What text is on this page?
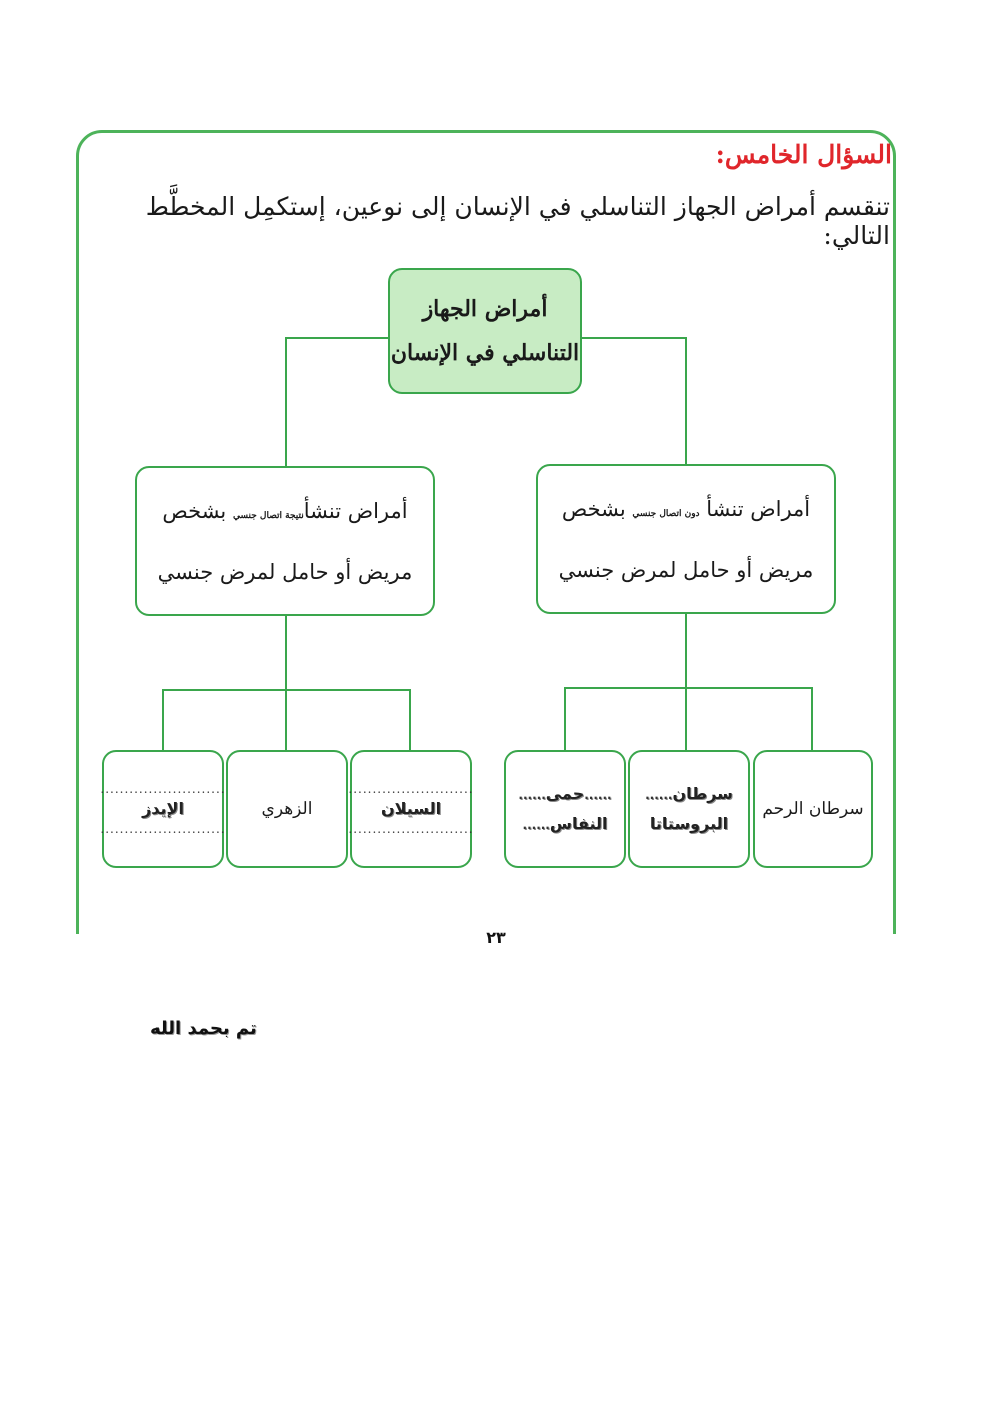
السؤال الخامس:
تنقسم أمراض الجهاز التناسلي في الإنسان إلى نوعين، إستكمِل المخطَّط التالي:
أمراض الجهاز
التناسلي في الإنسان
أمراض تنشأنتيجة اتصال جنسي بشخص
مريض أو حامل لمرض جنسي
أمراض تنشأ دون اتصال جنسي بشخص
مريض أو حامل لمرض جنسي
..........................
الإيدز
..........................
الزهري
..........................
السيلان
..........................
......حمى......
النفاس......
سرطان......
البروستاتا
سرطان الرحم
٢٣
تم بحمد الله
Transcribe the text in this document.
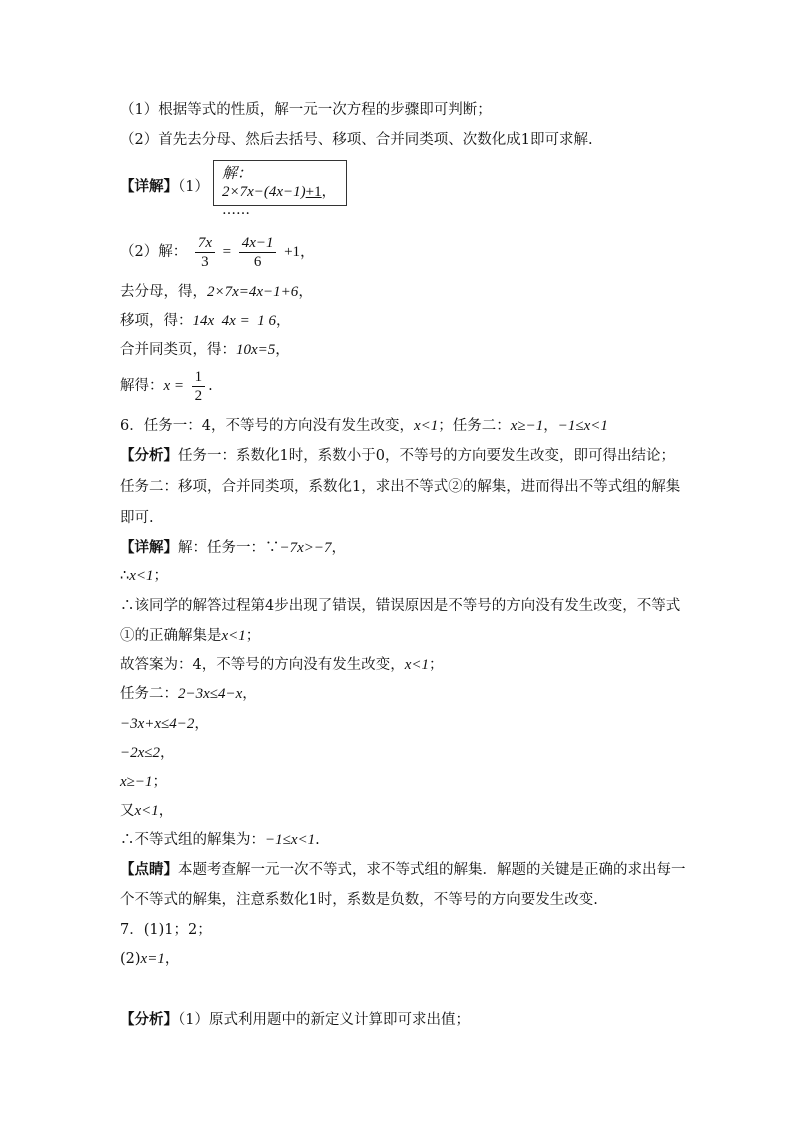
（1）根据等式的性质，解一元一次方程的步骤即可判断；
（2）首先去分母、然后去括号、移项、合并同类项、次数化成1即可求解.
【详解】（1）
解：2×7x−(4x−1)+1，
……
（2）解： $\frac{7x}{3} = \frac{4x-1}{6} +1$，
去分母，得，2×7x=4x−1+6，
移项，得：14x  4x =  1 6，
合并同类页，得：10x=5，
解得：$x = \frac{1}{2}$ .
6．任务一：4，不等号的方向没有发生改变，x<1；任务二：x≥−1，−1≤x<1
【分析】任务一：系数化1时，系数小于0，不等号的方向要发生改变，即可得出结论；
任务二：移项，合并同类项，系数化1，求出不等式②的解集，进而得出不等式组的解集
即可.
【详解】解：任务一：∵−7x>−7，
∴x<1；
∴该同学的解答过程第4步出现了错误，错误原因是不等号的方向没有发生改变，不等式
①的正确解集是x<1；
故答案为：4，不等号的方向没有发生改变，x<1；
任务二：2−3x≤4−x，
−3x+x≤4−2，
−2x≤2，
x≥−1；
又x<1，
∴不等式组的解集为：−1≤x<1.
【点睛】本题考查解一元一次不等式，求不等式组的解集．解题的关键是正确的求出每一
个不等式的解集，注意系数化1时，系数是负数，不等号的方向要发生改变.
7．(1)1；2；
(2)x=1，
【分析】（1）原式利用题中的新定义计算即可求出值；
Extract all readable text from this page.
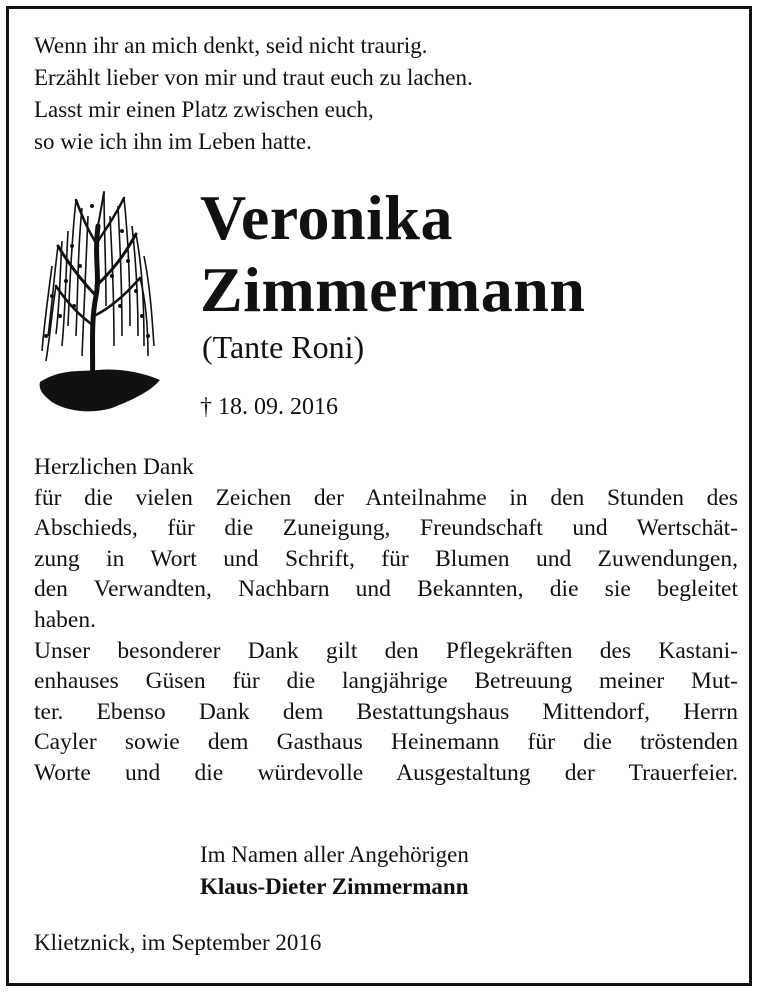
Wenn ihr an mich denkt, seid nicht traurig.
Erzählt lieber von mir und traut euch zu lachen.
Lasst mir einen Platz zwischen euch,
so wie ich ihn im Leben hatte.
Veronika
Zimmermann
(Tante Roni)
† 18. 09. 2016
Herzlichen Dank
für die vielen Zeichen der Anteilnahme in den Stunden des
Abschieds, für die Zuneigung, Freundschaft und Wertschät-
zung in Wort und Schrift, für Blumen und Zuwendungen,
den Verwandten, Nachbarn und Bekannten, die sie begleitet
haben.
Unser besonderer Dank gilt den Pflegekräften des Kastani-
enhauses Güsen für die langjährige Betreuung meiner Mut-
ter. Ebenso Dank dem Bestattungshaus Mittendorf, Herrn
Cayler sowie dem Gasthaus Heinemann für die tröstenden
Worte und die würdevolle Ausgestaltung der Trauerfeier.
Im Namen aller Angehörigen
Klaus-Dieter Zimmermann
Klietznick, im September 2016
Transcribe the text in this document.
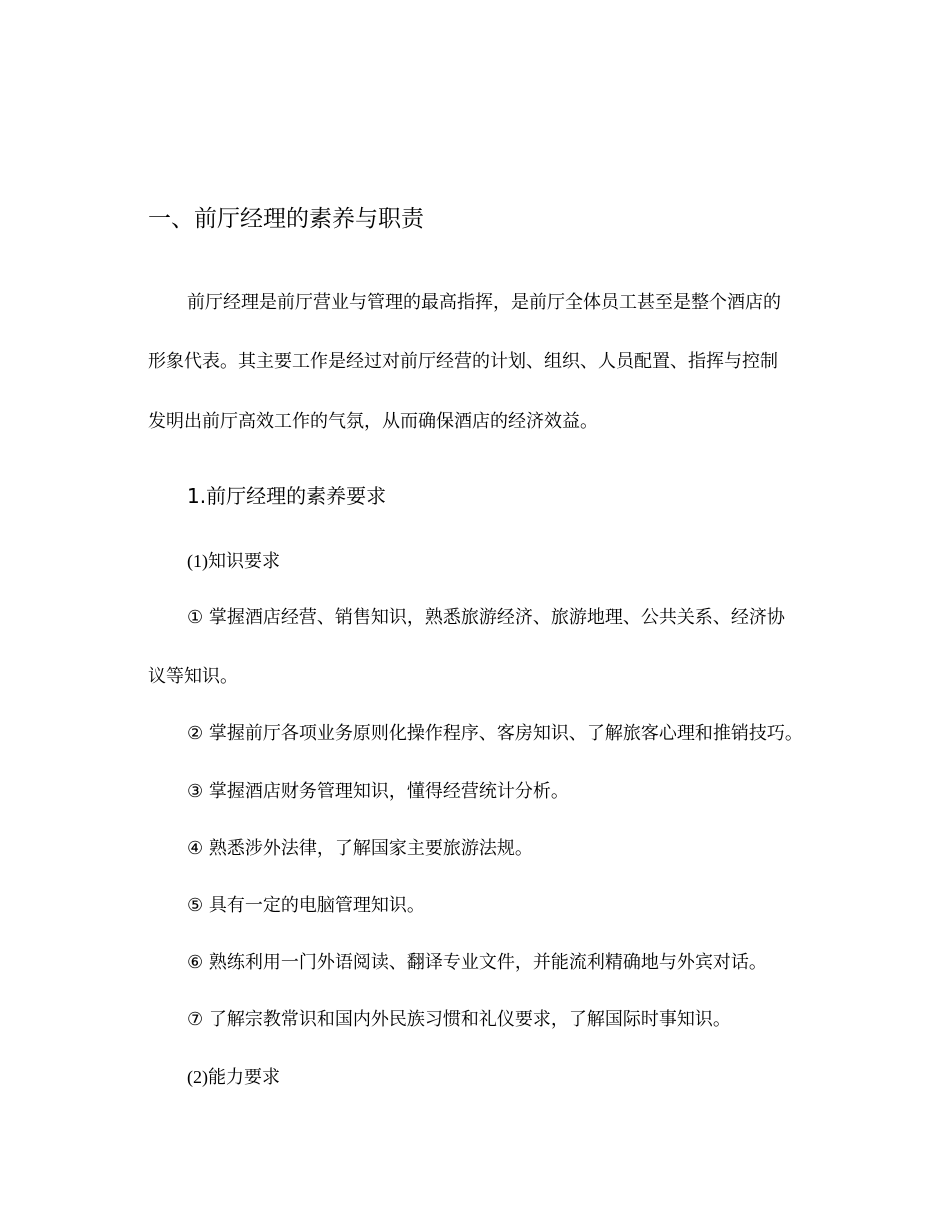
一、前厅经理的素养与职责
前厅经理是前厅营业与管理的最高指挥，是前厅全体员工甚至是整个酒店的
形象代表。其主要工作是经过对前厅经营的计划、组织、人员配置、指挥与控制
发明出前厅高效工作的气氛，从而确保酒店的经济效益。
1.前厅经理的素养要求
(1)知识要求
① 掌握酒店经营、销售知识，熟悉旅游经济、旅游地理、公共关系、经济协
议等知识。
② 掌握前厅各项业务原则化操作程序、客房知识、了解旅客心理和推销技巧。
③ 掌握酒店财务管理知识，懂得经营统计分析。
④ 熟悉涉外法律，了解国家主要旅游法规。
⑤ 具有一定的电脑管理知识。
⑥ 熟练利用一门外语阅读、翻译专业文件，并能流利精确地与外宾对话。
⑦ 了解宗教常识和国内外民族习惯和礼仪要求，了解国际时事知识。
(2)能力要求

◆ **Instructions to follow**
Keep only those lines of the records that hold "أمراض", and return them.

◆ **Solution to the exercise**
تنقسم أمراض الجهاز التناسلي في الإنسان إلى نوعين، إستكمِل المخطَّط التالي:
أمراض الجهاز
أمراض تنشأنتيجة اتصال جنسي بشخص
أمراض تنشأ دون اتصال جنسي بشخص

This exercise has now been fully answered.